* Input:
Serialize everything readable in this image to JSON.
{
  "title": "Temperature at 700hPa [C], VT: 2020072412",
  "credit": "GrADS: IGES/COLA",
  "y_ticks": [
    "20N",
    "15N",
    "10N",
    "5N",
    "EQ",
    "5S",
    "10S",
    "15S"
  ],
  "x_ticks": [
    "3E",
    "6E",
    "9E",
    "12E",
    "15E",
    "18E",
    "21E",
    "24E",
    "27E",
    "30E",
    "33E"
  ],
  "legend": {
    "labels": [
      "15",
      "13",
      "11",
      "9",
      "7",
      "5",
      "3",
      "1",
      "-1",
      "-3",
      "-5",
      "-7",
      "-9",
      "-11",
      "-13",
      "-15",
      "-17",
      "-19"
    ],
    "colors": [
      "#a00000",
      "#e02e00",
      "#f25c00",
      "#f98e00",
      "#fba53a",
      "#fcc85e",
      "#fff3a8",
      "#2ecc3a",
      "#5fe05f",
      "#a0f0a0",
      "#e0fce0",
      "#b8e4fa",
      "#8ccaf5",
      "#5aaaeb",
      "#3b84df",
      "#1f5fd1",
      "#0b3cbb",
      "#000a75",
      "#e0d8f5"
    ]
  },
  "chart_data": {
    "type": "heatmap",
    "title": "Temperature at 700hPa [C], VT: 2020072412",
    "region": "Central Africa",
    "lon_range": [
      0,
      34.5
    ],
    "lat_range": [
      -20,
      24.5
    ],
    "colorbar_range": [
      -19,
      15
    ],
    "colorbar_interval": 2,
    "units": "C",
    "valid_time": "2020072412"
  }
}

* Goal: Select every line in the material above where the string "Temperature" occurs, and copy it.

* Task solution:
  "title": "Temperature at 700hPa [C], VT: 2020072412",
    "title": "Temperature at 700hPa [C], VT: 2020072412",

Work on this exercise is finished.